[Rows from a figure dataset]
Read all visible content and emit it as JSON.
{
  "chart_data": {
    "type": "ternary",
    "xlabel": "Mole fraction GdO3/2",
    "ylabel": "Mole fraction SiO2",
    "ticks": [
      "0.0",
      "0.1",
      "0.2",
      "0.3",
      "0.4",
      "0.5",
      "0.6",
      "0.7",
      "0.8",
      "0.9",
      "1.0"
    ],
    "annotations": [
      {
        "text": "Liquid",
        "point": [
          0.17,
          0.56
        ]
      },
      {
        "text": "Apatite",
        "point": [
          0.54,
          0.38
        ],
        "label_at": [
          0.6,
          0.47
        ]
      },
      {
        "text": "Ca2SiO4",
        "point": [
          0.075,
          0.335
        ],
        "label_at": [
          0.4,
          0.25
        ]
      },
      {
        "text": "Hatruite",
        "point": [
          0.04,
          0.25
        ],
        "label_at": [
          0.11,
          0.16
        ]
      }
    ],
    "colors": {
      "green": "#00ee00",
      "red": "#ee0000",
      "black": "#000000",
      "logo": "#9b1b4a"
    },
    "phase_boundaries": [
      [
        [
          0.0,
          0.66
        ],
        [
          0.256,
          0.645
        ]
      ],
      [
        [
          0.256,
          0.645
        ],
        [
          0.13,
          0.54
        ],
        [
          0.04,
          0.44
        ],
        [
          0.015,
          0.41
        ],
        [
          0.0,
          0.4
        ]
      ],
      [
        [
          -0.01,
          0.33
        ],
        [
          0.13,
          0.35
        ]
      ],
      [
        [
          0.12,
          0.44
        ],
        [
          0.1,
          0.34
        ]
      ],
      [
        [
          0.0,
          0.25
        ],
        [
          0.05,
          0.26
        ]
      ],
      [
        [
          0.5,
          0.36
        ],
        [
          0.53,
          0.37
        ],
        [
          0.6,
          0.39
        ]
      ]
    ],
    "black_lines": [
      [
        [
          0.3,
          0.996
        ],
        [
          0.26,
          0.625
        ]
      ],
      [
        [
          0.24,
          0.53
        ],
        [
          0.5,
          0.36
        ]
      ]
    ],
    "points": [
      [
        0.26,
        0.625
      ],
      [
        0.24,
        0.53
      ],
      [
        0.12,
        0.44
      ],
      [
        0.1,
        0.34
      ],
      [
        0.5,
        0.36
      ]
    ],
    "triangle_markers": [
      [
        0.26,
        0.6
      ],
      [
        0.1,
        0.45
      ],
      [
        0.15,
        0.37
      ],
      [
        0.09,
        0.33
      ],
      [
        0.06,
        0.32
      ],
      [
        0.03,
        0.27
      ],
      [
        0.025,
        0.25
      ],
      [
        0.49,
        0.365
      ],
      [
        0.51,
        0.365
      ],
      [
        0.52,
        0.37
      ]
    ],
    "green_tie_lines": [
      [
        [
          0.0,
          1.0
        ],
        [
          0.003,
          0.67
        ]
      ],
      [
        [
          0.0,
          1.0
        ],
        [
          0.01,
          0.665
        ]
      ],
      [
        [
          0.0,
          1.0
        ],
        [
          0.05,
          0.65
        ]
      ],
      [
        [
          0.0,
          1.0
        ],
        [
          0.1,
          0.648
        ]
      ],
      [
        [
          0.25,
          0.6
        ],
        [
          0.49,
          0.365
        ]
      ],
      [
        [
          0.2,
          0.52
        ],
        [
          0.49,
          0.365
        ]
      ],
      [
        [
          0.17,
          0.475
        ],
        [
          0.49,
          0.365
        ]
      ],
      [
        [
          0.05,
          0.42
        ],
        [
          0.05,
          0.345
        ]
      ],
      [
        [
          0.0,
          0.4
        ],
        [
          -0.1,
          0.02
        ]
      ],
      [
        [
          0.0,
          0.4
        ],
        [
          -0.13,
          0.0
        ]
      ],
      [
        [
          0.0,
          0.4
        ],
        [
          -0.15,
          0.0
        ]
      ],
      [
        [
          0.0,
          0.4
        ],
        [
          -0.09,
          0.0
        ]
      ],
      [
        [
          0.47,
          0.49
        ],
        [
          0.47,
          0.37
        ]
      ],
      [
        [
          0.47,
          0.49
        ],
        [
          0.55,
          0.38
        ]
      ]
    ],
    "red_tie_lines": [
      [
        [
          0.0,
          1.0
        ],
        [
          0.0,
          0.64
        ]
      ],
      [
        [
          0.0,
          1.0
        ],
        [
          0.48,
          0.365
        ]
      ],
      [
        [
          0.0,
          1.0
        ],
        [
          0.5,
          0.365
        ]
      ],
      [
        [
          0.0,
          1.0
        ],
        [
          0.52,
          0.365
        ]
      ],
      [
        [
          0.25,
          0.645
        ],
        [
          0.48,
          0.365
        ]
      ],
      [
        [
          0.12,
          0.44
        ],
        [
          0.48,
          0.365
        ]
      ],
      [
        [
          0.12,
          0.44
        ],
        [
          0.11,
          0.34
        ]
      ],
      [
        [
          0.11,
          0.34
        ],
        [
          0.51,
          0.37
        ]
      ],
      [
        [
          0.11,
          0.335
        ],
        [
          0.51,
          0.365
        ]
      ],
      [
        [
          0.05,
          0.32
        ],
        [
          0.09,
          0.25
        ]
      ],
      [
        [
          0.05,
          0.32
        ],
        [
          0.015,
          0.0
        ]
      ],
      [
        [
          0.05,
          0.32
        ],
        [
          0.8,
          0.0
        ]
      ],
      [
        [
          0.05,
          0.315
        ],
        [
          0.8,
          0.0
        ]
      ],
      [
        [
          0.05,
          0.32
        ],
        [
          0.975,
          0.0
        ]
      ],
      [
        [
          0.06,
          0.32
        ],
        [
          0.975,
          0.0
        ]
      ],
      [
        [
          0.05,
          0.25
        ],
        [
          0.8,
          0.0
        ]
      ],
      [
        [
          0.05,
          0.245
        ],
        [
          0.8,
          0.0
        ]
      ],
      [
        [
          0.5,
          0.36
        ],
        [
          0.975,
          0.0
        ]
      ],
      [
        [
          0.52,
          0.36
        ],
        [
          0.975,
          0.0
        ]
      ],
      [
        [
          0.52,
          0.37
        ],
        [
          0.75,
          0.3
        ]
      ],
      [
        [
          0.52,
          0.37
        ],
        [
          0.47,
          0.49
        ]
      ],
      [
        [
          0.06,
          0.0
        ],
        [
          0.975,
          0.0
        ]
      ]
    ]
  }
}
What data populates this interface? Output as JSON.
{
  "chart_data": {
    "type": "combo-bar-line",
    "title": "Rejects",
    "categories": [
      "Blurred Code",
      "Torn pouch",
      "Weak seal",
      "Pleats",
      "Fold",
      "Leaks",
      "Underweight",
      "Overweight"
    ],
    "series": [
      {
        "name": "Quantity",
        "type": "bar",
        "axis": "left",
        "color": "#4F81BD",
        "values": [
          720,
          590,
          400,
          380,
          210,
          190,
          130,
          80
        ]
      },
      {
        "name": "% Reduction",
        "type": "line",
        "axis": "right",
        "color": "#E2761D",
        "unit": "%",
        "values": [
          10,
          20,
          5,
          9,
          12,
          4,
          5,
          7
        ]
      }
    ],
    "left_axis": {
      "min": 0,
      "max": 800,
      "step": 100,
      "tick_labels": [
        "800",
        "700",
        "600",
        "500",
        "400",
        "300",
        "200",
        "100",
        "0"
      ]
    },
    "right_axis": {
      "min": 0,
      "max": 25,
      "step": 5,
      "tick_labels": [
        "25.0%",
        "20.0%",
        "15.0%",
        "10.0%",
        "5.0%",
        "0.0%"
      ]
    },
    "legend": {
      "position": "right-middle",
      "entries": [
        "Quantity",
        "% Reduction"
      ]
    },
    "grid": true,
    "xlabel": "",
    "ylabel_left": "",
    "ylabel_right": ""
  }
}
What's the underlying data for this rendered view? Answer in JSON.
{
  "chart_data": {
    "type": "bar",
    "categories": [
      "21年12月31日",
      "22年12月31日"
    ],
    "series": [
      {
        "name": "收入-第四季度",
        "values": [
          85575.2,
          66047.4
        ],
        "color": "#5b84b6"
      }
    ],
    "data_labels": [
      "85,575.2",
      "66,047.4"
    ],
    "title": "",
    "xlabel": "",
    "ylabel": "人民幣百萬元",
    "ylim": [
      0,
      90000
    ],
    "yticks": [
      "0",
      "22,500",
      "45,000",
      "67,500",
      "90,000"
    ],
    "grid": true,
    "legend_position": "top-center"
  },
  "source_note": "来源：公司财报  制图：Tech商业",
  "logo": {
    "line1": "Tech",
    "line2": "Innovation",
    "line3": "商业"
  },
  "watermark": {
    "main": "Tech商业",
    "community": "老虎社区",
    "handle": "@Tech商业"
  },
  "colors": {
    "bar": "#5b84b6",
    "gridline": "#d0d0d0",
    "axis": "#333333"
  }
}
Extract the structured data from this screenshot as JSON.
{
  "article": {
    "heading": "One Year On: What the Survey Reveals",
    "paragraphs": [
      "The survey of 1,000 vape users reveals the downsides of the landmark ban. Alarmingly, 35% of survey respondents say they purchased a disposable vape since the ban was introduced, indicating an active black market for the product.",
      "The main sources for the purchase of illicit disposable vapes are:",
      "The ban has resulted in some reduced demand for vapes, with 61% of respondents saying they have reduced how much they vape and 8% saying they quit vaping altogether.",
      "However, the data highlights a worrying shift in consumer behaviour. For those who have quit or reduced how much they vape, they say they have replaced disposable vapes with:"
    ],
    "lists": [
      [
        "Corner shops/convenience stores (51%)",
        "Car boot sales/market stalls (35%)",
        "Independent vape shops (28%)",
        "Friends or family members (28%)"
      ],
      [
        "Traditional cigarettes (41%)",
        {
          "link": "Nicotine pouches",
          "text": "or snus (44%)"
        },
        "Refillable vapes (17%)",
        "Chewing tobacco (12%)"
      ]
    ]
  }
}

= TASK INSTRUCTIONS =
Which lines hold the string "respondents"? Copy all of them from the data above.

= EXERCISE SOLUTION =
      "The survey of 1,000 vape users reveals the downsides of the landmark ban. Alarmingly, 35% of survey respondents say they purchased a disposable vape since the ban was introduced, indicating an active black market for the product.",
      "The ban has resulted in some reduced demand for vapes, with 61% of respondents saying they have reduced how much they vape and 8% saying they quit vaping altogether.",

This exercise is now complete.